:: EXERCISE INPUTS
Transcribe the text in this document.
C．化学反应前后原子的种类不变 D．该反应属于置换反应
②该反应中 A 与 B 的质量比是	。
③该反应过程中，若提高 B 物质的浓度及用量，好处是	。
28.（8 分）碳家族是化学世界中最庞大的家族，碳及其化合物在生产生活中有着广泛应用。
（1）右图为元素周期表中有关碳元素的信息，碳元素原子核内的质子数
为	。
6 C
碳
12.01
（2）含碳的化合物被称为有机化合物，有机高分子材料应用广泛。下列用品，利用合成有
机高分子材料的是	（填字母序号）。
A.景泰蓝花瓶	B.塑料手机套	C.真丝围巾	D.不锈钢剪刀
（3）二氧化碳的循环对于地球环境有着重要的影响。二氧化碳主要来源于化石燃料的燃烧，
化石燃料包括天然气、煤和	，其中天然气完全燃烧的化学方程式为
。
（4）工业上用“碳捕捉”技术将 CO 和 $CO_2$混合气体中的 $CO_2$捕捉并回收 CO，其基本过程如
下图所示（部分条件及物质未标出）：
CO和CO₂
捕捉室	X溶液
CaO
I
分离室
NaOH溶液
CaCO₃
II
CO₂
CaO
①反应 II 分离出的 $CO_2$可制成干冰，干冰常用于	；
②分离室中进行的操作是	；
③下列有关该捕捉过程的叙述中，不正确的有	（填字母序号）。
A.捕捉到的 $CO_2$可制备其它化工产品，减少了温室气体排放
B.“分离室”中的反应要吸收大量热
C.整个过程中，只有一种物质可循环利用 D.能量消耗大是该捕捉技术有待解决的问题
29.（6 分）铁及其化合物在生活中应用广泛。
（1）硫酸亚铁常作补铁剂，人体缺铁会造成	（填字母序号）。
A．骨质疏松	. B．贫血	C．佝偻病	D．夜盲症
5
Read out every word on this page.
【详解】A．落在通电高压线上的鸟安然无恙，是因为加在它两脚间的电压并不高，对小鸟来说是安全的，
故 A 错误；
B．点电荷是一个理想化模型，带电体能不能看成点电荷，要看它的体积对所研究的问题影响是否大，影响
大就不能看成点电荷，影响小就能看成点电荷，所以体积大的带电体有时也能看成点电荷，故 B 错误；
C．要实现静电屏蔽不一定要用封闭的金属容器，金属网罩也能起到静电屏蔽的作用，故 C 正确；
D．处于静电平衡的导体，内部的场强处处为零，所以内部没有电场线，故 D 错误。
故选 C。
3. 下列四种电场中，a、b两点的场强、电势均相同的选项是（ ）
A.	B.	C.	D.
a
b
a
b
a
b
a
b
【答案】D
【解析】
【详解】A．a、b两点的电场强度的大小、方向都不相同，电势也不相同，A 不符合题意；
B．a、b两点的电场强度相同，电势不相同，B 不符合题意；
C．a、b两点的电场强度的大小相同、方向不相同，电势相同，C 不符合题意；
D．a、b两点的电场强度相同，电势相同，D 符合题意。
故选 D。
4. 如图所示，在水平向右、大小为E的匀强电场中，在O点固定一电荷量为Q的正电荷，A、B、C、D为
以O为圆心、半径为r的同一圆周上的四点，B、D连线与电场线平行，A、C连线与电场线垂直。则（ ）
::::
## YOUR TASK
Give the entries once more, exactly as they appear.

## ANSWER TO THIS TASK
Transcribe the text in this document.
C．化学反应前后原子的种类不变 D．该反应属于置换反应
②该反应中 A 与 B 的质量比是	。
③该反应过程中，若提高 B 物质的浓度及用量，好处是	。
28.（8 分）碳家族是化学世界中最庞大的家族，碳及其化合物在生产生活中有着广泛应用。
（1）右图为元素周期表中有关碳元素的信息，碳元素原子核内的质子数
为	。
6 C
碳
12.01
（2）含碳的化合物被称为有机化合物，有机高分子材料应用广泛。下列用品，利用合成有
机高分子材料的是	（填字母序号）。
A.景泰蓝花瓶	B.塑料手机套	C.真丝围巾	D.不锈钢剪刀
（3）二氧化碳的循环对于地球环境有着重要的影响。二氧化碳主要来源于化石燃料的燃烧，
化石燃料包括天然气、煤和	，其中天然气完全燃烧的化学方程式为
。
（4）工业上用“碳捕捉”技术将 CO 和 $CO_2$混合气体中的 $CO_2$捕捉并回收 CO，其基本过程如
下图所示（部分条件及物质未标出）：
CO和CO₂
捕捉室	X溶液
CaO
I
分离室
NaOH溶液
CaCO₃
II
CO₂
CaO
①反应 II 分离出的 $CO_2$可制成干冰，干冰常用于	；
②分离室中进行的操作是	；
③下列有关该捕捉过程的叙述中，不正确的有	（填字母序号）。
A.捕捉到的 $CO_2$可制备其它化工产品，减少了温室气体排放
B.“分离室”中的反应要吸收大量热
C.整个过程中，只有一种物质可循环利用 D.能量消耗大是该捕捉技术有待解决的问题
29.（6 分）铁及其化合物在生活中应用广泛。
（1）硫酸亚铁常作补铁剂，人体缺铁会造成	（填字母序号）。
A．骨质疏松	. B．贫血	C．佝偻病	D．夜盲症
5
Read out every word on this page.
【详解】A．落在通电高压线上的鸟安然无恙，是因为加在它两脚间的电压并不高，对小鸟来说是安全的，
故 A 错误；
B．点电荷是一个理想化模型，带电体能不能看成点电荷，要看它的体积对所研究的问题影响是否大，影响
大就不能看成点电荷，影响小就能看成点电荷，所以体积大的带电体有时也能看成点电荷，故 B 错误；
C．要实现静电屏蔽不一定要用封闭的金属容器，金属网罩也能起到静电屏蔽的作用，故 C 正确；
D．处于静电平衡的导体，内部的场强处处为零，所以内部没有电场线，故 D 错误。
故选 C。
3. 下列四种电场中，a、b两点的场强、电势均相同的选项是（ ）
A.	B.	C.	D.
a
b
a
b
a
b
a
b
【答案】D
【解析】
【详解】A．a、b两点的电场强度的大小、方向都不相同，电势也不相同，A 不符合题意；
B．a、b两点的电场强度相同，电势不相同，B 不符合题意；
C．a、b两点的电场强度的大小相同、方向不相同，电势相同，C 不符合题意；
D．a、b两点的电场强度相同，电势相同，D 符合题意。
故选 D。
4. 如图所示，在水平向右、大小为E的匀强电场中，在O点固定一电荷量为Q的正电荷，A、B、C、D为
以O为圆心、半径为r的同一圆周上的四点，B、D连线与电场线平行，A、C连线与电场线垂直。则（ ）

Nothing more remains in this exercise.